[Collection entries]
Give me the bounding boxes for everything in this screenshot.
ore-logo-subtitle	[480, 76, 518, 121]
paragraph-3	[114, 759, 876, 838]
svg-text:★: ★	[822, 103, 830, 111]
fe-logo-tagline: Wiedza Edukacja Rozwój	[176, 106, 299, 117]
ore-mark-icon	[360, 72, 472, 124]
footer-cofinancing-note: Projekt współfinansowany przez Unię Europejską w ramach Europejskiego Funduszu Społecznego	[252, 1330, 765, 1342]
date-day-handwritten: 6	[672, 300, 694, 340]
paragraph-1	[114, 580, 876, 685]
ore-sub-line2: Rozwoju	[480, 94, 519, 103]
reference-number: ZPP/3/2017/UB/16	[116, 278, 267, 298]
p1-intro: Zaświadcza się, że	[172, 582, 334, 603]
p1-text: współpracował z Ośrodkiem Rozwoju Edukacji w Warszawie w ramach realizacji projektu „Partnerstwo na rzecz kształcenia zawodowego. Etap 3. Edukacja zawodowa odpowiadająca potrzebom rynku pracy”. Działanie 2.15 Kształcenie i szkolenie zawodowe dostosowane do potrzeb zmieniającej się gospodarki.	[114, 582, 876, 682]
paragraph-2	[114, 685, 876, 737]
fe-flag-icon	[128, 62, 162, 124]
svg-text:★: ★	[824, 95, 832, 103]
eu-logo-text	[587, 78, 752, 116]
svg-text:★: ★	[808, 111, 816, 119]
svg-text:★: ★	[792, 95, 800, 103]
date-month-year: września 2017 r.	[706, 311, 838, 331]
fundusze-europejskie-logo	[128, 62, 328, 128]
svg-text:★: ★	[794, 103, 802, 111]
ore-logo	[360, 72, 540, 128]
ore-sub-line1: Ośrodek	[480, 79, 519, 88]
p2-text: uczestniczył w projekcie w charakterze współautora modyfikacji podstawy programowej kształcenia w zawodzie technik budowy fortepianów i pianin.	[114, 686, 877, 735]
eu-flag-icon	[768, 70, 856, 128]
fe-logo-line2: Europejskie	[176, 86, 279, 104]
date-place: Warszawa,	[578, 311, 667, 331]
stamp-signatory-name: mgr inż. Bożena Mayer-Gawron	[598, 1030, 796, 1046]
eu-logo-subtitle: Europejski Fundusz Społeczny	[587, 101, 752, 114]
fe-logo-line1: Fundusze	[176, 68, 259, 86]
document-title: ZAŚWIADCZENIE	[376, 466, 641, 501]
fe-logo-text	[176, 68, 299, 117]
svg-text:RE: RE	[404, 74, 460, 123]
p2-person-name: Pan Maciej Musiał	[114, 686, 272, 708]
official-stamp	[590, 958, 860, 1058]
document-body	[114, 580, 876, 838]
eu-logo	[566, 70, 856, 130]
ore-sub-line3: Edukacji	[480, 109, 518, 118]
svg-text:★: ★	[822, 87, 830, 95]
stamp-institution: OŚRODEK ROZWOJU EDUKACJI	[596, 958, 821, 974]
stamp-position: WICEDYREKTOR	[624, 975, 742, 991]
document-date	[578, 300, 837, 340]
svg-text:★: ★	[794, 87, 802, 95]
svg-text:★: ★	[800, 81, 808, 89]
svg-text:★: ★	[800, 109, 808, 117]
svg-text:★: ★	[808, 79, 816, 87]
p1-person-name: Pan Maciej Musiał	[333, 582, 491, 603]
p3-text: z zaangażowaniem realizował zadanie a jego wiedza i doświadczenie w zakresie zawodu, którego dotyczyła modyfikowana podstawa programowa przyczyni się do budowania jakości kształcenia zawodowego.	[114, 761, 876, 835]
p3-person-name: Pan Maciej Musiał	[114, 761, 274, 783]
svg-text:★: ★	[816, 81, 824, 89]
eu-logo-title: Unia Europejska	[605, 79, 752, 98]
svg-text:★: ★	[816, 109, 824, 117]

EXERCISE TASK –
Could you edit the listing above so that every "svg-text" becomes "glyph-text" and everything else stays the same?

REPLY –
Give me the bounding boxes for everything in this screenshot.
ore-logo-subtitle	[480, 76, 518, 121]
paragraph-3	[114, 759, 876, 838]
glyph-text:★: ★	[822, 103, 830, 111]
fe-logo-tagline: Wiedza Edukacja Rozwój	[176, 106, 299, 117]
ore-mark-icon	[360, 72, 472, 124]
footer-cofinancing-note: Projekt współfinansowany przez Unię Europejską w ramach Europejskiego Funduszu Społecznego	[252, 1330, 765, 1342]
date-day-handwritten: 6	[672, 300, 694, 340]
paragraph-1	[114, 580, 876, 685]
ore-sub-line2: Rozwoju	[480, 94, 519, 103]
reference-number: ZPP/3/2017/UB/16	[116, 278, 267, 298]
p1-intro: Zaświadcza się, że	[172, 582, 334, 603]
p1-text: współpracował z Ośrodkiem Rozwoju Edukacji w Warszawie w ramach realizacji projektu „Partnerstwo na rzecz kształcenia zawodowego. Etap 3. Edukacja zawodowa odpowiadająca potrzebom rynku pracy”. Działanie 2.15 Kształcenie i szkolenie zawodowe dostosowane do potrzeb zmieniającej się gospodarki.	[114, 582, 876, 682]
paragraph-2	[114, 685, 876, 737]
fe-flag-icon	[128, 62, 162, 124]
glyph-text:★: ★	[824, 95, 832, 103]
eu-logo-text	[587, 78, 752, 116]
glyph-text:★: ★	[808, 111, 816, 119]
glyph-text:★: ★	[792, 95, 800, 103]
date-month-year: września 2017 r.	[706, 311, 838, 331]
fundusze-europejskie-logo	[128, 62, 328, 128]
glyph-text:★: ★	[794, 103, 802, 111]
ore-logo	[360, 72, 540, 128]
ore-sub-line1: Ośrodek	[480, 79, 519, 88]
p2-text: uczestniczył w projekcie w charakterze współautora modyfikacji podstawy programowej kształcenia w zawodzie technik budowy fortepianów i pianin.	[114, 686, 877, 735]
eu-flag-icon	[768, 70, 856, 128]
fe-logo-line2: Europejskie	[176, 86, 279, 104]
date-place: Warszawa,	[578, 311, 667, 331]
stamp-signatory-name: mgr inż. Bożena Mayer-Gawron	[598, 1030, 796, 1046]
eu-logo-subtitle: Europejski Fundusz Społeczny	[587, 101, 752, 114]
fe-logo-line1: Fundusze	[176, 68, 259, 86]
document-title: ZAŚWIADCZENIE	[376, 466, 641, 501]
fe-logo-text	[176, 68, 299, 117]
glyph-text:RE: RE	[404, 74, 460, 123]
p2-person-name: Pan Maciej Musiał	[114, 686, 272, 708]
official-stamp	[590, 958, 860, 1058]
document-body	[114, 580, 876, 838]
eu-logo	[566, 70, 856, 130]
ore-sub-line3: Edukacji	[480, 109, 518, 118]
glyph-text:★: ★	[822, 87, 830, 95]
stamp-institution: OŚRODEK ROZWOJU EDUKACJI	[596, 958, 821, 974]
stamp-position: WICEDYREKTOR	[624, 975, 742, 991]
document-date	[578, 300, 837, 340]
glyph-text:★: ★	[794, 87, 802, 95]
glyph-text:★: ★	[800, 81, 808, 89]
glyph-text:★: ★	[800, 109, 808, 117]
glyph-text:★: ★	[808, 79, 816, 87]
p1-person-name: Pan Maciej Musiał	[333, 582, 491, 603]
p3-text: z zaangażowaniem realizował zadanie a jego wiedza i doświadczenie w zakresie zawodu, którego dotyczyła modyfikowana podstawa programowa przyczyni się do budowania jakości kształcenia zawodowego.	[114, 761, 876, 835]
p3-person-name: Pan Maciej Musiał	[114, 761, 274, 783]
glyph-text:★: ★	[816, 81, 824, 89]
eu-logo-title: Unia Europejska	[605, 79, 752, 98]
glyph-text:★: ★	[816, 109, 824, 117]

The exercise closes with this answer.